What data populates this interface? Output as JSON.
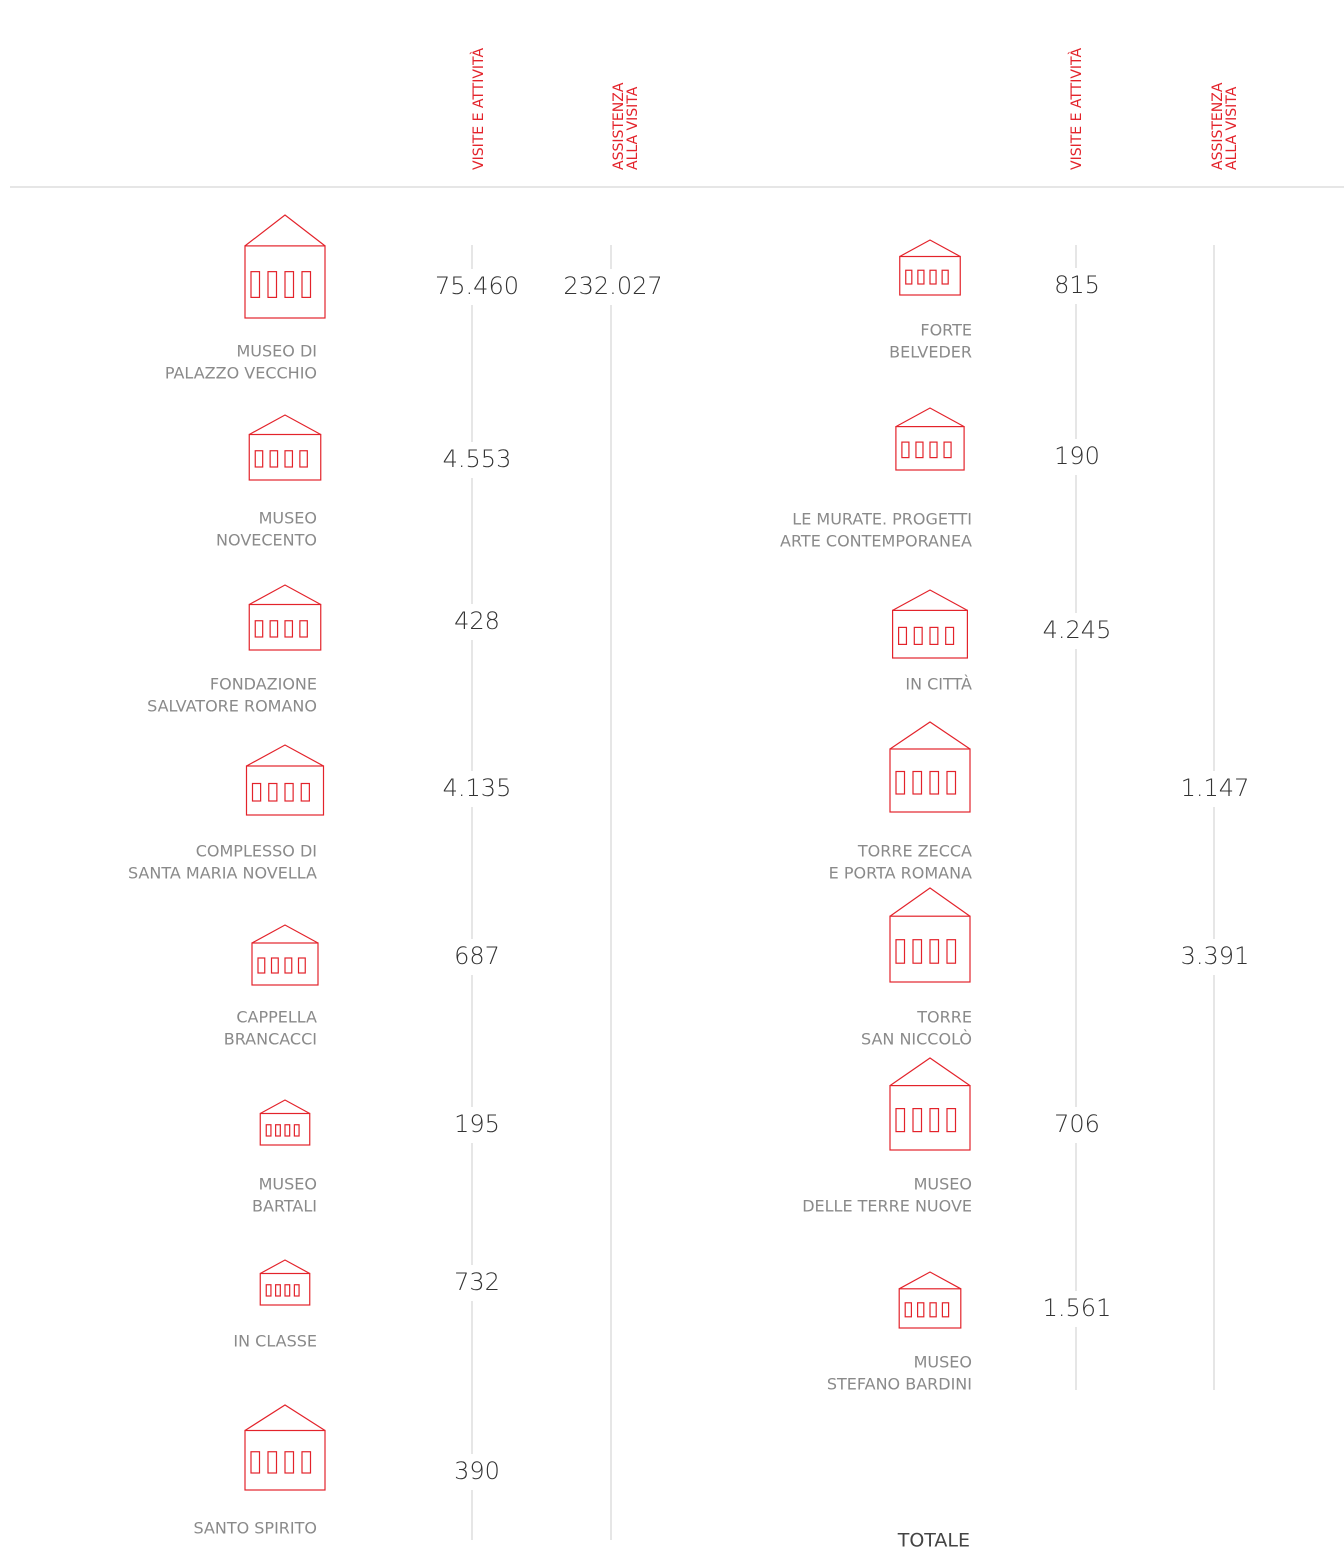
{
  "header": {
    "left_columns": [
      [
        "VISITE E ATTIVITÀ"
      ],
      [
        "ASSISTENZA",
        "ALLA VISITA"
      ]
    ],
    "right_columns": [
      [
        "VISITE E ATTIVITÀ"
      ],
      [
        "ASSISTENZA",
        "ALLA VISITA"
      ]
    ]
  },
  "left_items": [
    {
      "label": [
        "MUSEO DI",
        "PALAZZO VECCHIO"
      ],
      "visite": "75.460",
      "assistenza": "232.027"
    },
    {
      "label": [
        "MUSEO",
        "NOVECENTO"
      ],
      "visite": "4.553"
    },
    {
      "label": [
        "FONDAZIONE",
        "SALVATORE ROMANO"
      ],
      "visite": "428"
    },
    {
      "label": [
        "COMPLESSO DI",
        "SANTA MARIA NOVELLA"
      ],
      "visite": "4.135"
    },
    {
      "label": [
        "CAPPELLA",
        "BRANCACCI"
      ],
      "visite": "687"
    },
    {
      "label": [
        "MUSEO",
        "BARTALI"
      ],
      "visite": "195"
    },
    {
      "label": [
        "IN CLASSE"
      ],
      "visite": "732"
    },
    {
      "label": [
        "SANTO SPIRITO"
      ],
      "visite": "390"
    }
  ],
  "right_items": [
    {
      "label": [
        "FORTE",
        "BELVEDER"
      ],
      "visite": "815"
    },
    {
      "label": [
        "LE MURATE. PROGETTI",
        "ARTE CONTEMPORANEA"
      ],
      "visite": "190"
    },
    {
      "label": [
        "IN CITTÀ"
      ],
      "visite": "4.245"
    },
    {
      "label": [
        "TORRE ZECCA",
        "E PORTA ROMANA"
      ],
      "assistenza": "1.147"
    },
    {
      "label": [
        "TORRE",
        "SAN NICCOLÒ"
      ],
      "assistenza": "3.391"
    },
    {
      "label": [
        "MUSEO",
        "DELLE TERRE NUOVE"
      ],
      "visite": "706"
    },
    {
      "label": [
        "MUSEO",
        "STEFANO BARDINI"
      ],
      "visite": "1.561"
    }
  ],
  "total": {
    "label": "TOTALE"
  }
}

========

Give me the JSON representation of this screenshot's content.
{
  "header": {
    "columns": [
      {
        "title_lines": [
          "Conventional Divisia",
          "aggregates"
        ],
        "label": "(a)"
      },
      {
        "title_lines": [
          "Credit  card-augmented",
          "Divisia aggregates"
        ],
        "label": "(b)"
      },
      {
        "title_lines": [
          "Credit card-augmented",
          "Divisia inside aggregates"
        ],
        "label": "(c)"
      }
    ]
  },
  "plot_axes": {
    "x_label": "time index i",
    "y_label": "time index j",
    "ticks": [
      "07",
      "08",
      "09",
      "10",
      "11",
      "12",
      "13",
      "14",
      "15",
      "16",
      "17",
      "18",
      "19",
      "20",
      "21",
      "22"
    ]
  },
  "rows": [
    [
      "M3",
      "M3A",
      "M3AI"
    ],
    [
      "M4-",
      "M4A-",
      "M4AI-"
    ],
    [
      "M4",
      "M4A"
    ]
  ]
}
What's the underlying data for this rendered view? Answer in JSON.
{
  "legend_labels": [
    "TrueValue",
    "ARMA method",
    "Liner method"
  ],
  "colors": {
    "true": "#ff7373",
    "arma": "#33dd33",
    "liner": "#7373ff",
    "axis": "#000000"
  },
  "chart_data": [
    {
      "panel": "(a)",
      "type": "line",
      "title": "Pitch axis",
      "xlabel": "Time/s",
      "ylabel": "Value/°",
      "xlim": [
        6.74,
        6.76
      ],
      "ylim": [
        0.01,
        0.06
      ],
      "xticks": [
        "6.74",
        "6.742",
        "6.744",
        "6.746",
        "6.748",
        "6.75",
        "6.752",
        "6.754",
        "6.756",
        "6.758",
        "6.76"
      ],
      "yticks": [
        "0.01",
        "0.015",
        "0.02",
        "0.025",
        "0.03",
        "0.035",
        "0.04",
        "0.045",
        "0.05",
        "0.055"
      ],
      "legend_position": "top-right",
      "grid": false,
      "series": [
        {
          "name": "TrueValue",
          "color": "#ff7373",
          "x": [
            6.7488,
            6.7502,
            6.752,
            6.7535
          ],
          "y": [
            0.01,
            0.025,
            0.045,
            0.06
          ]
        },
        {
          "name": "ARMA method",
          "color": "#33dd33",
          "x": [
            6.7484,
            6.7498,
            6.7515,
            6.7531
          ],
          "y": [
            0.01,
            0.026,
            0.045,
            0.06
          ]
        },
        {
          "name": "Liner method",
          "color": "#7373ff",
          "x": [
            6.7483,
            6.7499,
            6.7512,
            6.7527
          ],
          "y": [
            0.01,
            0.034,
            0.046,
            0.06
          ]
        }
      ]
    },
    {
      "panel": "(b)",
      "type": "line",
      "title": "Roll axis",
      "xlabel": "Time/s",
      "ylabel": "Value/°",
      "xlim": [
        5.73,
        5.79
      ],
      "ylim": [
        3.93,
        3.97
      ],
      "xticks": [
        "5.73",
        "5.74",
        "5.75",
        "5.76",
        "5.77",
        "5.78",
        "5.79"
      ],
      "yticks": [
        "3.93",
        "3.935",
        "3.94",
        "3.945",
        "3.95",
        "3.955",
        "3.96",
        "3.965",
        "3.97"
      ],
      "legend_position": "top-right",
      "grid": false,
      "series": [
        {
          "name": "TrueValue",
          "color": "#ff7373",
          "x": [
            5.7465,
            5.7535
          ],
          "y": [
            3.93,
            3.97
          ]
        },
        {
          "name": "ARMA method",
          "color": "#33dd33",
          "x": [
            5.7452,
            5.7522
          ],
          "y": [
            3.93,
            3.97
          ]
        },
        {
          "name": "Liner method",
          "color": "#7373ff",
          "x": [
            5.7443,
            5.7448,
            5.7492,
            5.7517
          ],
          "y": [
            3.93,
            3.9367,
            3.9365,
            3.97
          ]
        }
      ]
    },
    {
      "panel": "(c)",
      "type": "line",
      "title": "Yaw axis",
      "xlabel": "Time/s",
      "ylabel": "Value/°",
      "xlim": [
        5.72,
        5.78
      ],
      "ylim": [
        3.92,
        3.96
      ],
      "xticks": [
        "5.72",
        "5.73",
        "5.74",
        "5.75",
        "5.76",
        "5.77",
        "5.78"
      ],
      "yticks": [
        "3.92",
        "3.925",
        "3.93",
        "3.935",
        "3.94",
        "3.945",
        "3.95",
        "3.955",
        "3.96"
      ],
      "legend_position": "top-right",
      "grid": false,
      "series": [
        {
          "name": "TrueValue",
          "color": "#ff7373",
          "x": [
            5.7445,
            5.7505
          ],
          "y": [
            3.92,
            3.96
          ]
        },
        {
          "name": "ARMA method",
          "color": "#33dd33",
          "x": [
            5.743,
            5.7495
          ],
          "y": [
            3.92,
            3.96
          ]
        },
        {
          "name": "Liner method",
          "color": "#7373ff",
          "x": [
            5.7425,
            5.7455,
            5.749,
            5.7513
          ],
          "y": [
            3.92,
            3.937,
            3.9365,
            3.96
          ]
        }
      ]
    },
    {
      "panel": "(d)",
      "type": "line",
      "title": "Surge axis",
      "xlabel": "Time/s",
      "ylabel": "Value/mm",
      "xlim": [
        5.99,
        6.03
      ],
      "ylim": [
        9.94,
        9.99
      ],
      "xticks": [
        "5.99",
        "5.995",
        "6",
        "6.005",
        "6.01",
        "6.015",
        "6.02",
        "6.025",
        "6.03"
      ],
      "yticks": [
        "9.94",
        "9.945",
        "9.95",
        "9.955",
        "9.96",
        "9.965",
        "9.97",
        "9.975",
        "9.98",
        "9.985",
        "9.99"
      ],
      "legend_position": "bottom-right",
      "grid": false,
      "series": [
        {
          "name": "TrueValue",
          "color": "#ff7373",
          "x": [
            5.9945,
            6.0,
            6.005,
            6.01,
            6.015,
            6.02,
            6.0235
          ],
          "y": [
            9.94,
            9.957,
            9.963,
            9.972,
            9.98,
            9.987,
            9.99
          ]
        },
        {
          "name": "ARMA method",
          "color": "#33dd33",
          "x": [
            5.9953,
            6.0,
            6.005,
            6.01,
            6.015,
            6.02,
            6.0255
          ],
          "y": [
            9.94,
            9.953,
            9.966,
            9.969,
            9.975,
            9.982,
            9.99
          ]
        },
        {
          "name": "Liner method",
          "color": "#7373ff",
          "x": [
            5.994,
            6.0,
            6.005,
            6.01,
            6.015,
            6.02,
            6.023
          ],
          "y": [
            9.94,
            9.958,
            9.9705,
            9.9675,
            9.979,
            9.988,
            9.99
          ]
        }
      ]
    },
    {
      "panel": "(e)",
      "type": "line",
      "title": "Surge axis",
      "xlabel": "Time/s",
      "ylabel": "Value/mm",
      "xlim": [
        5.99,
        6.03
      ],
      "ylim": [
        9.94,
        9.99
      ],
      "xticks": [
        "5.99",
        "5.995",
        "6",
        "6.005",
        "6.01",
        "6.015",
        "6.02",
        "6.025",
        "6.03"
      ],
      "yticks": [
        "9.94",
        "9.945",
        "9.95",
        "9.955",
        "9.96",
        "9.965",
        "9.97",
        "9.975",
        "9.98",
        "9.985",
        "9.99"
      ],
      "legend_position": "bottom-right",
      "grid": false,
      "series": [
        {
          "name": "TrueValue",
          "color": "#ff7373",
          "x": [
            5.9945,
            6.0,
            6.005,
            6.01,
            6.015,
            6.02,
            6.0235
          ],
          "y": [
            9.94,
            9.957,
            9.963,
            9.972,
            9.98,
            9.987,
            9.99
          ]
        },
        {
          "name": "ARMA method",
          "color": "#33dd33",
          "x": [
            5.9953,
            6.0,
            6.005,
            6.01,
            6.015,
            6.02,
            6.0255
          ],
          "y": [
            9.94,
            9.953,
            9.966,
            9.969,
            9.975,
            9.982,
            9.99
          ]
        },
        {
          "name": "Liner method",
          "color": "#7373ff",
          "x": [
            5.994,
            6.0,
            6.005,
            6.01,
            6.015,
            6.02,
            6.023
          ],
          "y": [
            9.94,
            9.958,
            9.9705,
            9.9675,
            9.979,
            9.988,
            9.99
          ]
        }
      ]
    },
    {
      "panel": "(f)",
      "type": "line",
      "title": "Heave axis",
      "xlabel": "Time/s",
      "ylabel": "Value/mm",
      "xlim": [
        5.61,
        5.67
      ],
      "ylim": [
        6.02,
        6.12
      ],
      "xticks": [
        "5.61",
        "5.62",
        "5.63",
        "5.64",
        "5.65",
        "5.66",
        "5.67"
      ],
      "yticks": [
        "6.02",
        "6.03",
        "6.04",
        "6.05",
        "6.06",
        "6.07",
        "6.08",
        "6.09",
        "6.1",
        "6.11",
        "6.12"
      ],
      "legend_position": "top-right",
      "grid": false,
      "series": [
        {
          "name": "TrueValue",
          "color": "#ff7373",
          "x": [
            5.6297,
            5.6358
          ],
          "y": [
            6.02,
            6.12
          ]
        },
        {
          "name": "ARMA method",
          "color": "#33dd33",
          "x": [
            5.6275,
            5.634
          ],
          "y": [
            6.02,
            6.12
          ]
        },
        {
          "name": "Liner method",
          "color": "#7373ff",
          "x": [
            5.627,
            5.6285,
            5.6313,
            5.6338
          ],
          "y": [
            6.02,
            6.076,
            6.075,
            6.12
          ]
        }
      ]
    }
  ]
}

========

* _TASK_:
Gather all lines from the records above in which "index" appears.

* _RESULT OF THIS TASK_:
    "x_label": "time index i",
    "y_label": "time index j",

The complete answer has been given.